• _Written exercise_:
Copy the records below exactly, omitting any pictures they contain.

• _Data for this task_:
_ _ _

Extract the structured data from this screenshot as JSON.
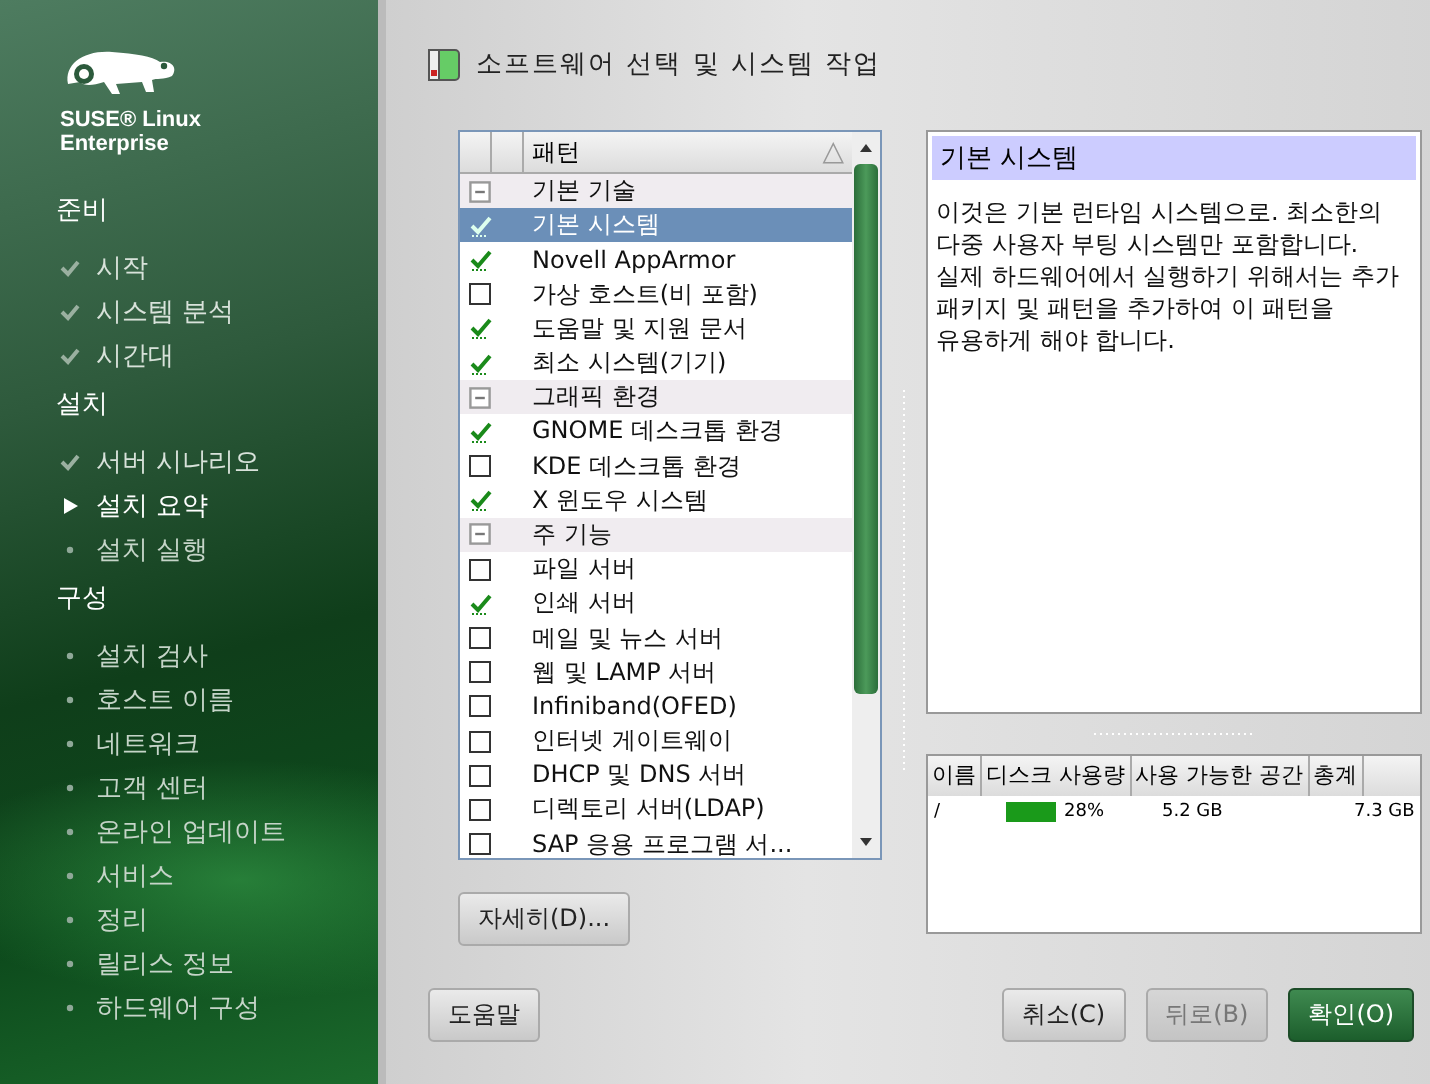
{
  "sidebar": {
    "logo_text": "SUSE® Linux Enterprise",
    "sections": [
      {
        "title": "준비",
        "items": [
          {
            "label": "시작",
            "kind": "done"
          },
          {
            "label": "시스템 분석",
            "kind": "done"
          },
          {
            "label": "시간대",
            "kind": "done"
          }
        ]
      },
      {
        "title": "설치",
        "items": [
          {
            "label": "서버 시나리오",
            "kind": "done"
          },
          {
            "label": "설치 요약",
            "kind": "current"
          },
          {
            "label": "설치 실행",
            "kind": "todo"
          }
        ]
      },
      {
        "title": "구성",
        "items": [
          {
            "label": "설치 검사",
            "kind": "todo"
          },
          {
            "label": "호스트 이름",
            "kind": "todo"
          },
          {
            "label": "네트워크",
            "kind": "todo"
          },
          {
            "label": "고객 센터",
            "kind": "todo"
          },
          {
            "label": "온라인 업데이트",
            "kind": "todo"
          },
          {
            "label": "서비스",
            "kind": "todo"
          },
          {
            "label": "정리",
            "kind": "todo"
          },
          {
            "label": "릴리스 정보",
            "kind": "todo"
          },
          {
            "label": "하드웨어 구성",
            "kind": "todo"
          }
        ]
      }
    ]
  },
  "title": "소프트웨어 선택 및 시스템 작업",
  "patterns": {
    "column": "패턴",
    "sort_glyph": "△",
    "rows": [
      {
        "kind": "group",
        "label": "기본 기술",
        "expanded": true
      },
      {
        "kind": "pattern",
        "label": "기본 시스템",
        "checked": true,
        "selected": true
      },
      {
        "kind": "pattern",
        "label": "Novell AppArmor",
        "checked": true,
        "selected": false
      },
      {
        "kind": "pattern",
        "label": "가상 호스트(비 포함)",
        "checked": false,
        "selected": false
      },
      {
        "kind": "pattern",
        "label": "도움말 및 지원 문서",
        "checked": true,
        "selected": false
      },
      {
        "kind": "pattern",
        "label": "최소 시스템(기기)",
        "checked": true,
        "selected": false
      },
      {
        "kind": "group",
        "label": "그래픽 환경",
        "expanded": true
      },
      {
        "kind": "pattern",
        "label": "GNOME 데스크톱 환경",
        "checked": true,
        "selected": false
      },
      {
        "kind": "pattern",
        "label": "KDE 데스크톱 환경",
        "checked": false,
        "selected": false
      },
      {
        "kind": "pattern",
        "label": "X 윈도우 시스템",
        "checked": true,
        "selected": false
      },
      {
        "kind": "group",
        "label": "주 기능",
        "expanded": true
      },
      {
        "kind": "pattern",
        "label": "파일 서버",
        "checked": false,
        "selected": false
      },
      {
        "kind": "pattern",
        "label": "인쇄 서버",
        "checked": true,
        "selected": false
      },
      {
        "kind": "pattern",
        "label": "메일 및 뉴스 서버",
        "checked": false,
        "selected": false
      },
      {
        "kind": "pattern",
        "label": "웹 및 LAMP 서버",
        "checked": false,
        "selected": false
      },
      {
        "kind": "pattern",
        "label": "Infiniband(OFED)",
        "checked": false,
        "selected": false
      },
      {
        "kind": "pattern",
        "label": "인터넷 게이트웨이",
        "checked": false,
        "selected": false
      },
      {
        "kind": "pattern",
        "label": "DHCP 및 DNS 서버",
        "checked": false,
        "selected": false
      },
      {
        "kind": "pattern",
        "label": "디렉토리 서버(LDAP)",
        "checked": false,
        "selected": false
      },
      {
        "kind": "pattern",
        "label": "SAP 응용 프로그램 서...",
        "checked": false,
        "selected": false
      }
    ]
  },
  "details_button": "자세히(D)...",
  "description": {
    "heading": "기본 시스템",
    "text": "이것은 기본 런타임 시스템으로. 최소한의 다중 사용자 부팅 시스템만 포함합니다. 실제 하드웨어에서 실행하기 위해서는 추가 패키지 및 패턴을 추가하여 이 패턴을 유용하게 해야 합니다."
  },
  "disk": {
    "columns": [
      "이름",
      "디스크 사용량",
      "사용 가능한 공간",
      "총계"
    ],
    "rows": [
      {
        "name": "/",
        "usage": "28%",
        "free": "5.2 GB",
        "total": "7.3 GB"
      }
    ]
  },
  "buttons": {
    "help": "도움말",
    "cancel": "취소(C)",
    "back": "뒤로(B)",
    "ok": "확인(O)"
  }
}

_ _ _

• _Full output_:
Extract the structured data from this screenshot as JSON.
{
  "sidebar": {
    "logo_text": "SUSE® Linux Enterprise",
    "sections": [
      {
        "title": "준비",
        "items": [
          {
            "label": "시작",
            "kind": "done"
          },
          {
            "label": "시스템 분석",
            "kind": "done"
          },
          {
            "label": "시간대",
            "kind": "done"
          }
        ]
      },
      {
        "title": "설치",
        "items": [
          {
            "label": "서버 시나리오",
            "kind": "done"
          },
          {
            "label": "설치 요약",
            "kind": "current"
          },
          {
            "label": "설치 실행",
            "kind": "todo"
          }
        ]
      },
      {
        "title": "구성",
        "items": [
          {
            "label": "설치 검사",
            "kind": "todo"
          },
          {
            "label": "호스트 이름",
            "kind": "todo"
          },
          {
            "label": "네트워크",
            "kind": "todo"
          },
          {
            "label": "고객 센터",
            "kind": "todo"
          },
          {
            "label": "온라인 업데이트",
            "kind": "todo"
          },
          {
            "label": "서비스",
            "kind": "todo"
          },
          {
            "label": "정리",
            "kind": "todo"
          },
          {
            "label": "릴리스 정보",
            "kind": "todo"
          },
          {
            "label": "하드웨어 구성",
            "kind": "todo"
          }
        ]
      }
    ]
  },
  "title": "소프트웨어 선택 및 시스템 작업",
  "patterns": {
    "column": "패턴",
    "sort_glyph": "△",
    "rows": [
      {
        "kind": "group",
        "label": "기본 기술",
        "expanded": true
      },
      {
        "kind": "pattern",
        "label": "기본 시스템",
        "checked": true,
        "selected": true
      },
      {
        "kind": "pattern",
        "label": "Novell AppArmor",
        "checked": true,
        "selected": false
      },
      {
        "kind": "pattern",
        "label": "가상 호스트(비 포함)",
        "checked": false,
        "selected": false
      },
      {
        "kind": "pattern",
        "label": "도움말 및 지원 문서",
        "checked": true,
        "selected": false
      },
      {
        "kind": "pattern",
        "label": "최소 시스템(기기)",
        "checked": true,
        "selected": false
      },
      {
        "kind": "group",
        "label": "그래픽 환경",
        "expanded": true
      },
      {
        "kind": "pattern",
        "label": "GNOME 데스크톱 환경",
        "checked": true,
        "selected": false
      },
      {
        "kind": "pattern",
        "label": "KDE 데스크톱 환경",
        "checked": false,
        "selected": false
      },
      {
        "kind": "pattern",
        "label": "X 윈도우 시스템",
        "checked": true,
        "selected": false
      },
      {
        "kind": "group",
        "label": "주 기능",
        "expanded": true
      },
      {
        "kind": "pattern",
        "label": "파일 서버",
        "checked": false,
        "selected": false
      },
      {
        "kind": "pattern",
        "label": "인쇄 서버",
        "checked": true,
        "selected": false
      },
      {
        "kind": "pattern",
        "label": "메일 및 뉴스 서버",
        "checked": false,
        "selected": false
      },
      {
        "kind": "pattern",
        "label": "웹 및 LAMP 서버",
        "checked": false,
        "selected": false
      },
      {
        "kind": "pattern",
        "label": "Infiniband(OFED)",
        "checked": false,
        "selected": false
      },
      {
        "kind": "pattern",
        "label": "인터넷 게이트웨이",
        "checked": false,
        "selected": false
      },
      {
        "kind": "pattern",
        "label": "DHCP 및 DNS 서버",
        "checked": false,
        "selected": false
      },
      {
        "kind": "pattern",
        "label": "디렉토리 서버(LDAP)",
        "checked": false,
        "selected": false
      },
      {
        "kind": "pattern",
        "label": "SAP 응용 프로그램 서...",
        "checked": false,
        "selected": false
      }
    ]
  },
  "details_button": "자세히(D)...",
  "description": {
    "heading": "기본 시스템",
    "text": "이것은 기본 런타임 시스템으로. 최소한의 다중 사용자 부팅 시스템만 포함합니다. 실제 하드웨어에서 실행하기 위해서는 추가 패키지 및 패턴을 추가하여 이 패턴을 유용하게 해야 합니다."
  },
  "disk": {
    "columns": [
      "이름",
      "디스크 사용량",
      "사용 가능한 공간",
      "총계"
    ],
    "rows": [
      {
        "name": "/",
        "usage": "28%",
        "free": "5.2 GB",
        "total": "7.3 GB"
      }
    ]
  },
  "buttons": {
    "help": "도움말",
    "cancel": "취소(C)",
    "back": "뒤로(B)",
    "ok": "확인(O)"
  }
}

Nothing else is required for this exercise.